>> START
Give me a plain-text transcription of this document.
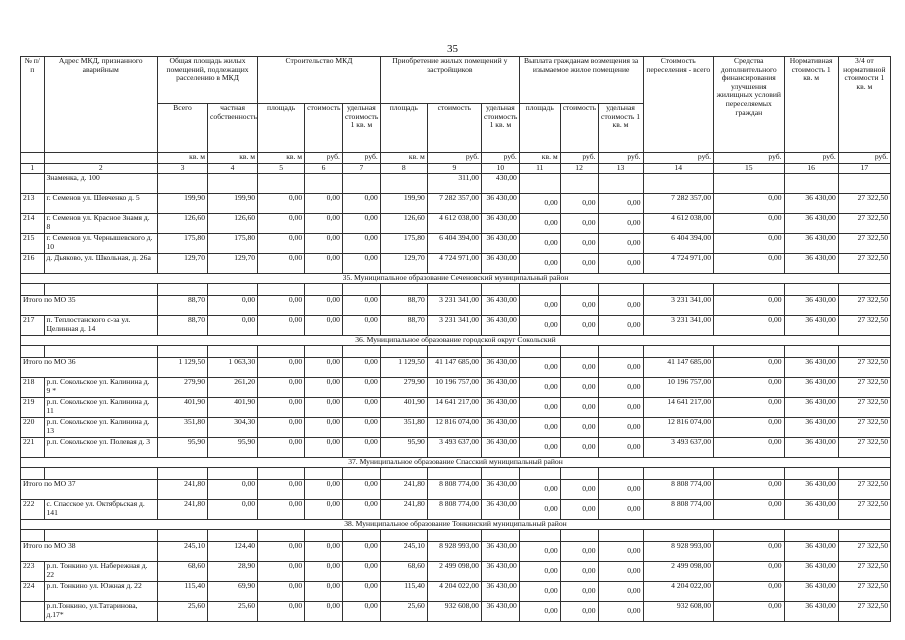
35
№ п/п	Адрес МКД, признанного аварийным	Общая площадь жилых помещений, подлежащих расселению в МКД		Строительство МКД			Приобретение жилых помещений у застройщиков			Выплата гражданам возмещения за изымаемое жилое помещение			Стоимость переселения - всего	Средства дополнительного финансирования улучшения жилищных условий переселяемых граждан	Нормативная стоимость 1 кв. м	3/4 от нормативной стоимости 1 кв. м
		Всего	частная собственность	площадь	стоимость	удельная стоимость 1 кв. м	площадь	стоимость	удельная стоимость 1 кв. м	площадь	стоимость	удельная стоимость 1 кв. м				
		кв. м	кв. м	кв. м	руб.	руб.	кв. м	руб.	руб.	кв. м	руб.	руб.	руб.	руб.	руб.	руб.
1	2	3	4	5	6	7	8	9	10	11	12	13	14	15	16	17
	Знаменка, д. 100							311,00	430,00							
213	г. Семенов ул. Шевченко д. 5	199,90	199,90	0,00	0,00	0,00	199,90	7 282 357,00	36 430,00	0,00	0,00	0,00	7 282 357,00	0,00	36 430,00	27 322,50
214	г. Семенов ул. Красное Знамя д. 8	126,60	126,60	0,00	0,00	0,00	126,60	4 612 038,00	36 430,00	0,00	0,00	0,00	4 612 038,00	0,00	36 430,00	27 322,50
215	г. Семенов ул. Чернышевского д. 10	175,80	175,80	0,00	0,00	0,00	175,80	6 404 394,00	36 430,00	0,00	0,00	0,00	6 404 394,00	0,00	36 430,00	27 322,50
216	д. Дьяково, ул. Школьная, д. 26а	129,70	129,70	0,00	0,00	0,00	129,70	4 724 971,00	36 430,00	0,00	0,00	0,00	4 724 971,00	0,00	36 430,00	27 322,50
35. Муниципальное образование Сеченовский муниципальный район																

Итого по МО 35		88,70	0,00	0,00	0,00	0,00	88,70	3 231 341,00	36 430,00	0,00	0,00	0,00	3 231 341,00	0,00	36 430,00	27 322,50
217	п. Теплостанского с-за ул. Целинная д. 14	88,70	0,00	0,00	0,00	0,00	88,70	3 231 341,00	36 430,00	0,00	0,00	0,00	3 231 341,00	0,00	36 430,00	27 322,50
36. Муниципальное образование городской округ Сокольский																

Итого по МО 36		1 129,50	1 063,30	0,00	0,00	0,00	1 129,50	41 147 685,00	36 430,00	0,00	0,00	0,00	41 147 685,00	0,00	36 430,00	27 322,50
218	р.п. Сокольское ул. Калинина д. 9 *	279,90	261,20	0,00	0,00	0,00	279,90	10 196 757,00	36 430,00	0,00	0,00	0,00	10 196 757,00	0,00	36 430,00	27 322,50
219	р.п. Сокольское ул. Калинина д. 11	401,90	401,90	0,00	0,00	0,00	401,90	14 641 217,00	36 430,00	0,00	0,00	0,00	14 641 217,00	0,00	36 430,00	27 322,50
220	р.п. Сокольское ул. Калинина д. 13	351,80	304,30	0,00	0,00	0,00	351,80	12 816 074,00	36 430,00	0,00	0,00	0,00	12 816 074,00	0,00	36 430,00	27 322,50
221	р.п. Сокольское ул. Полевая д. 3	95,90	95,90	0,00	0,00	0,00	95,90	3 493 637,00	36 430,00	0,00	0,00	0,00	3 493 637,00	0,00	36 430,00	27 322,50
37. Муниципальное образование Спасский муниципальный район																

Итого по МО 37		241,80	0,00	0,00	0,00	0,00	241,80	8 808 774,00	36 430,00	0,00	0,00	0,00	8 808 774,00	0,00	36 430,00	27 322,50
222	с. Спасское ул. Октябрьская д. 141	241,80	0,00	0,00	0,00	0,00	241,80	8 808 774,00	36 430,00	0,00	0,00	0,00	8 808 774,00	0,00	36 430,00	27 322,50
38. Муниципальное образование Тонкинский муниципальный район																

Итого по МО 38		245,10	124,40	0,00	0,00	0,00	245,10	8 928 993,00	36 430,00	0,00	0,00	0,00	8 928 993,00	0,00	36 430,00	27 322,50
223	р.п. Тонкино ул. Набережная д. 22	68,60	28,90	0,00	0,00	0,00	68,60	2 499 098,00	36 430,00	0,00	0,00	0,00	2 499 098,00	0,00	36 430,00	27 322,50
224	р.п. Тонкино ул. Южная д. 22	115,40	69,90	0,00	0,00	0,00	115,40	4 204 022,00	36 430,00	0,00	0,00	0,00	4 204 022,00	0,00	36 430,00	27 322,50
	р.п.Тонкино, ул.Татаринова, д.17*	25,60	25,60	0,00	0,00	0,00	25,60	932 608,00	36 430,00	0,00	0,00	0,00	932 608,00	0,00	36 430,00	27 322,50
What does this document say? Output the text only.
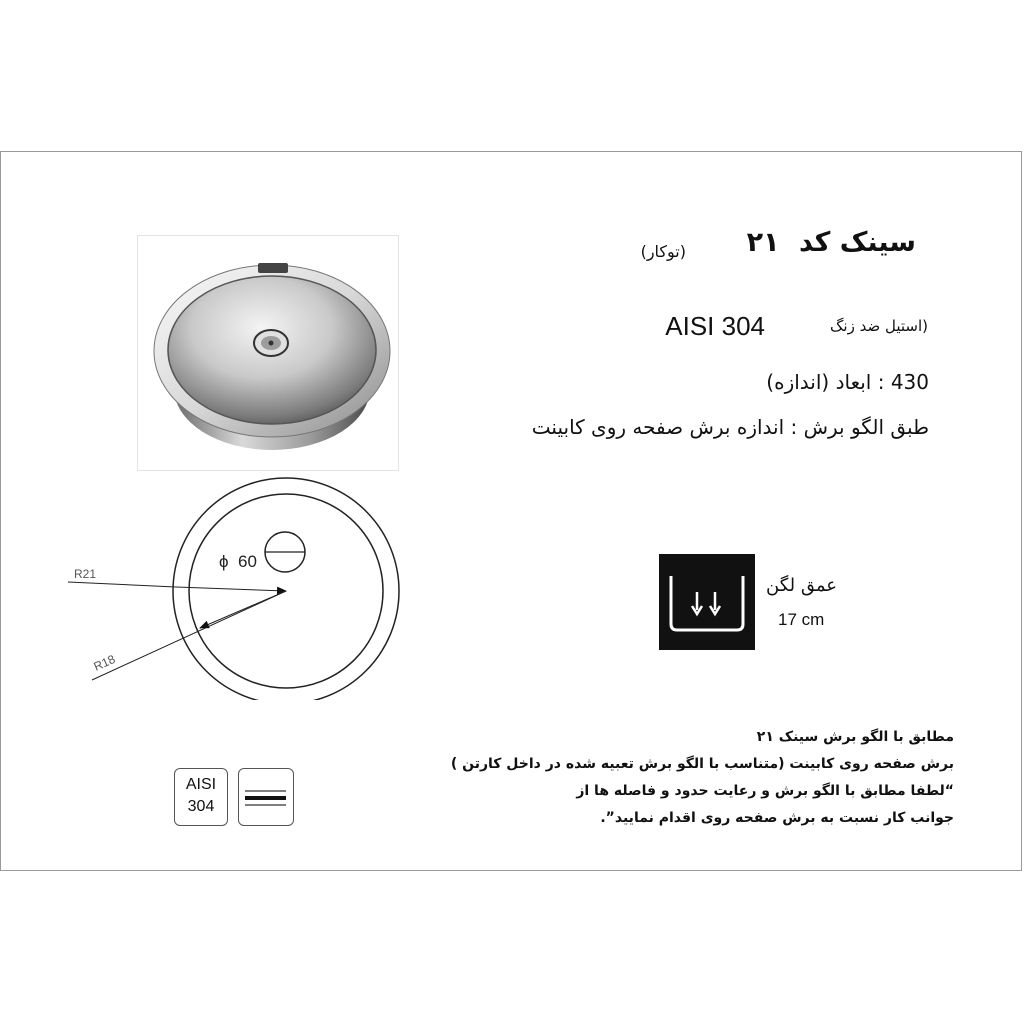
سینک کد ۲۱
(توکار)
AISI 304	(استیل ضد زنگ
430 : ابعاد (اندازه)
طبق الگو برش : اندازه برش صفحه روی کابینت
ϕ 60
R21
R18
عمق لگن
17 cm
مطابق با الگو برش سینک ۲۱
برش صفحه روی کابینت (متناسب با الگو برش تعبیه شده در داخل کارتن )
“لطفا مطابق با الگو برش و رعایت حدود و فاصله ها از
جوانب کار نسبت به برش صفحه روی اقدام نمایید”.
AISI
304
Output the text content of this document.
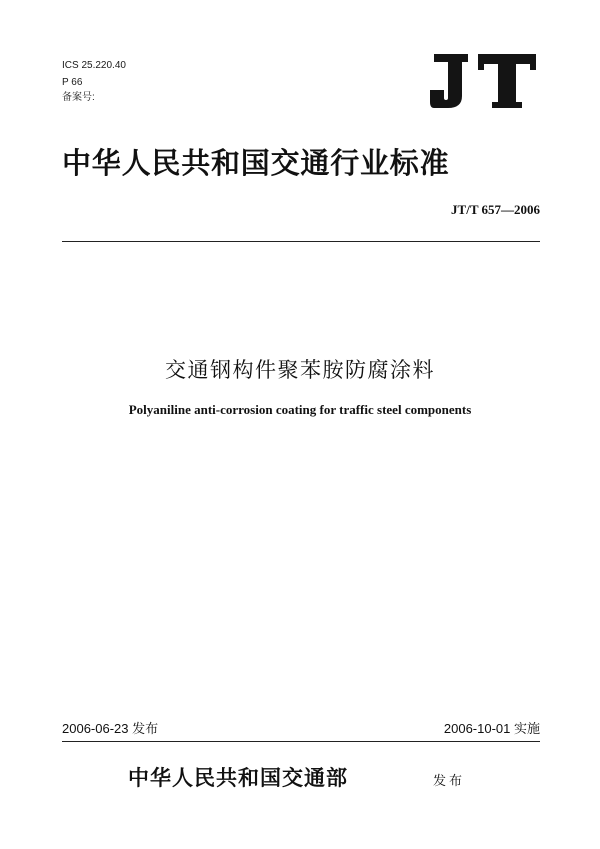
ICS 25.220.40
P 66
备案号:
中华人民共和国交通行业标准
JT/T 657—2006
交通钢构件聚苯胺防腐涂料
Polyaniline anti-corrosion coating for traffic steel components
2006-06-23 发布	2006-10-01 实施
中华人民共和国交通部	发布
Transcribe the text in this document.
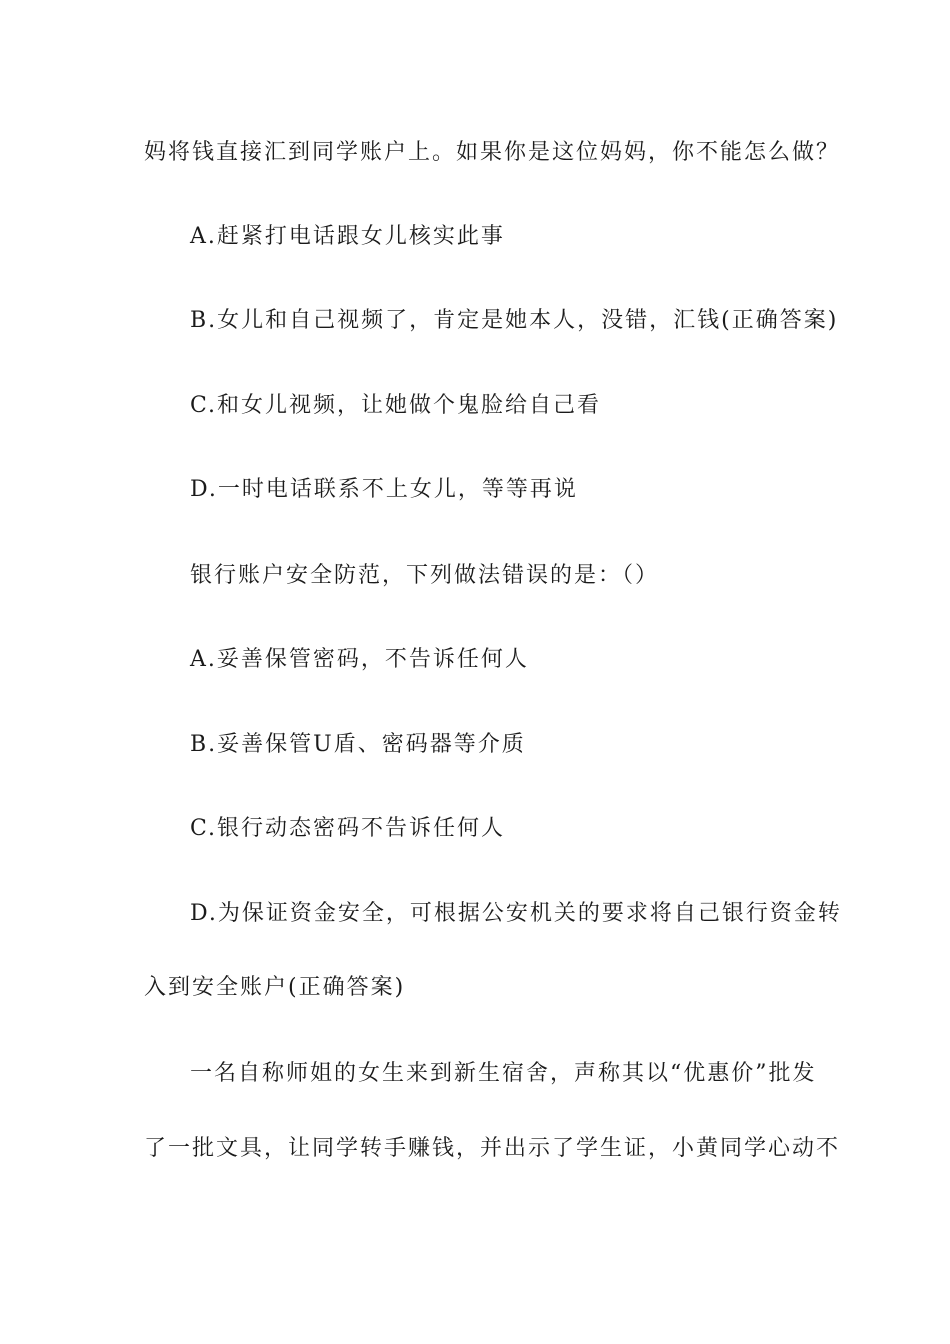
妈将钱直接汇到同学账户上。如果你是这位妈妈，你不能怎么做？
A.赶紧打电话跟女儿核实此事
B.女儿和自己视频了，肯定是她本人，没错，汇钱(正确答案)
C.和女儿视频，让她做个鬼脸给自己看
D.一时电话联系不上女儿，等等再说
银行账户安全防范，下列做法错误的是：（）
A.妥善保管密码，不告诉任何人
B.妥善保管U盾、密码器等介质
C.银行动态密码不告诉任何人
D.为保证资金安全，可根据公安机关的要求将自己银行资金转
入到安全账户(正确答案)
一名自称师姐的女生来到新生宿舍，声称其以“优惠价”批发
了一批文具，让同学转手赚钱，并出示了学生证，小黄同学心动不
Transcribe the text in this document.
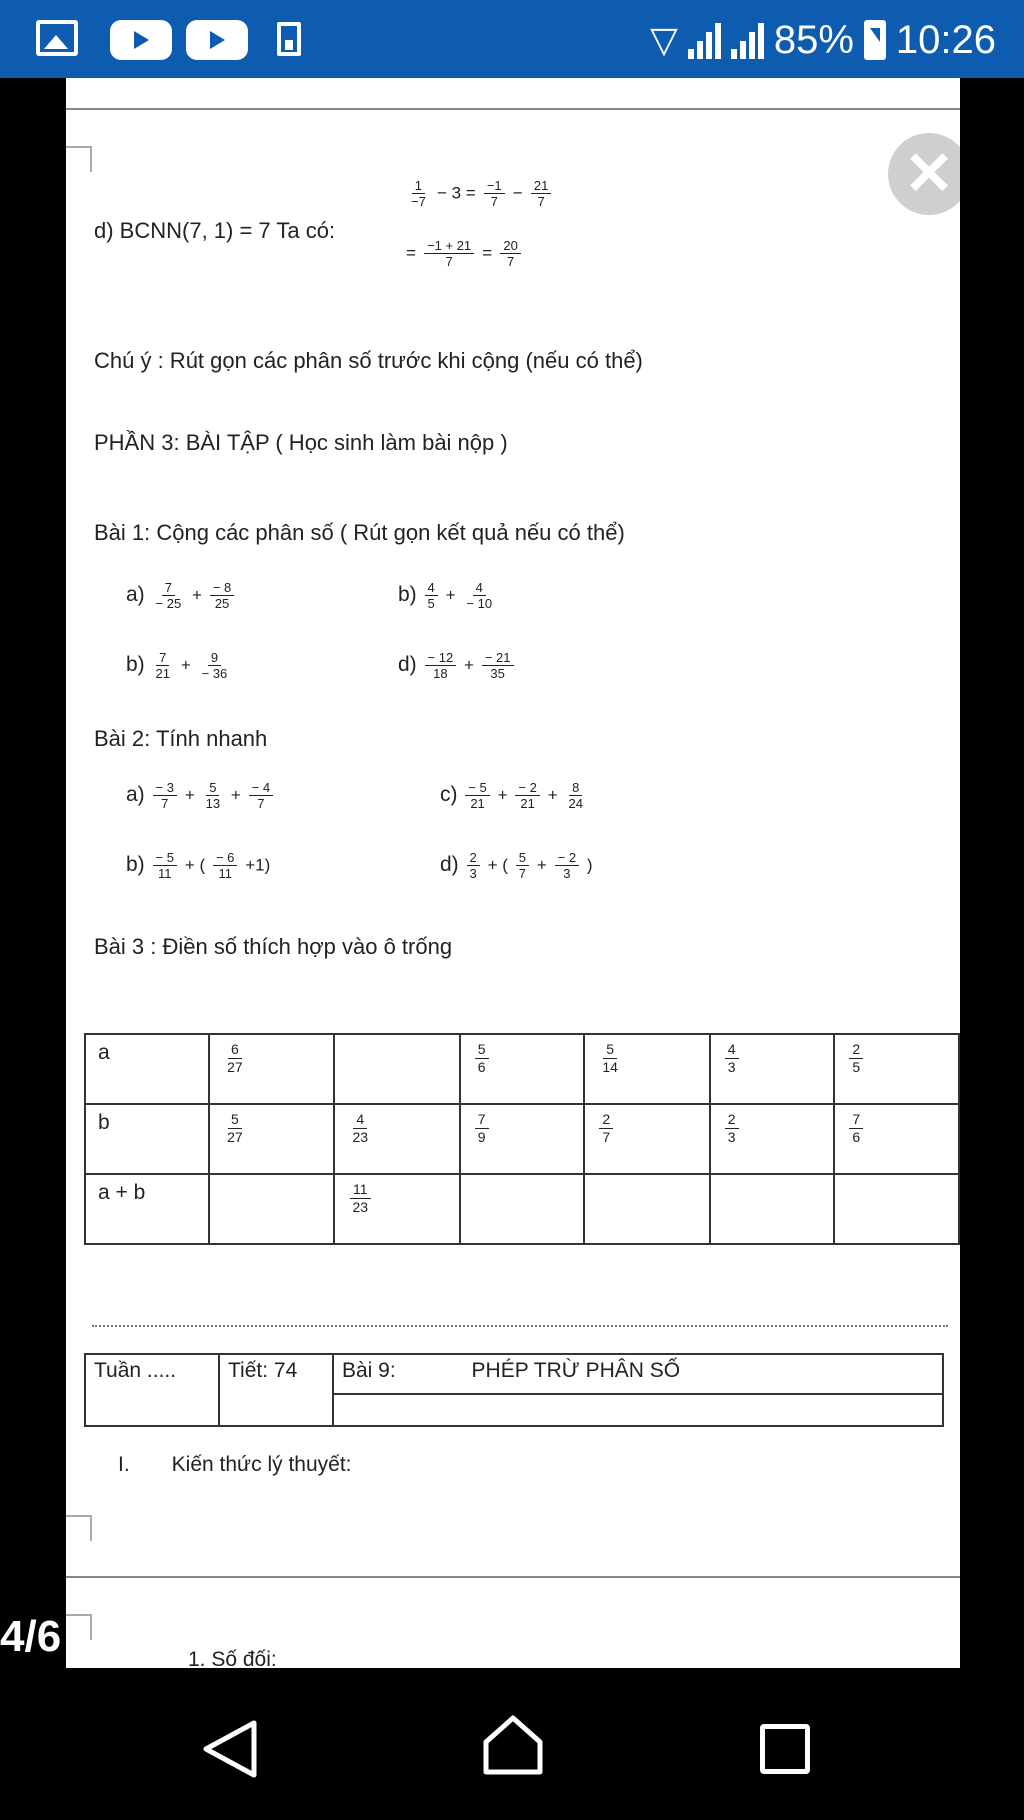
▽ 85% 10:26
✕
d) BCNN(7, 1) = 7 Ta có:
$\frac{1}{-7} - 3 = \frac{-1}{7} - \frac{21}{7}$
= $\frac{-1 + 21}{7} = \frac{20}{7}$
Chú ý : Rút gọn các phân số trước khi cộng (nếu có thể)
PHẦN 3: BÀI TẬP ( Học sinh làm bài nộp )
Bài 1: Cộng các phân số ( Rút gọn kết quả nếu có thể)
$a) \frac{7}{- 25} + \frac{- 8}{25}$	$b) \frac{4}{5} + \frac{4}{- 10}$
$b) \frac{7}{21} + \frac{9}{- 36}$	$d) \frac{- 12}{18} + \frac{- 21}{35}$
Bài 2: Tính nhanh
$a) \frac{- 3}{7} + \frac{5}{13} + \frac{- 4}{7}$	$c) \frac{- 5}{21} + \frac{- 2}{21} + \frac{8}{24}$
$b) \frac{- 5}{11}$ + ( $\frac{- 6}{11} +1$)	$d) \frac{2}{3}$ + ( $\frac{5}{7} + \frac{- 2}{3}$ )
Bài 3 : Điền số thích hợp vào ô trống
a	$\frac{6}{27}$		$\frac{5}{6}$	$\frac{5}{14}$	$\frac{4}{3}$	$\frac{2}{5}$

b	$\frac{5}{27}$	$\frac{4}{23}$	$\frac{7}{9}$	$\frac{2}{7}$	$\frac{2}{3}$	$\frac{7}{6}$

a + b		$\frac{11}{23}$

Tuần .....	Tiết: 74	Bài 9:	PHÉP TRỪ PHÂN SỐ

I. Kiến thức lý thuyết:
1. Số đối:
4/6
>> END
## REQUIRED WORK
Pick out each line in the material containing "صفحه".

## WRITTEN SOLUTION
طبق الگو برش : اندازه برش صفحه روی کابینت
برش صفحه روی کابینت (متناسب با الگو برش تعبیه شده در داخل کارتن )
جوانب کار نسبت به برش صفحه روی اقدام نمایید”.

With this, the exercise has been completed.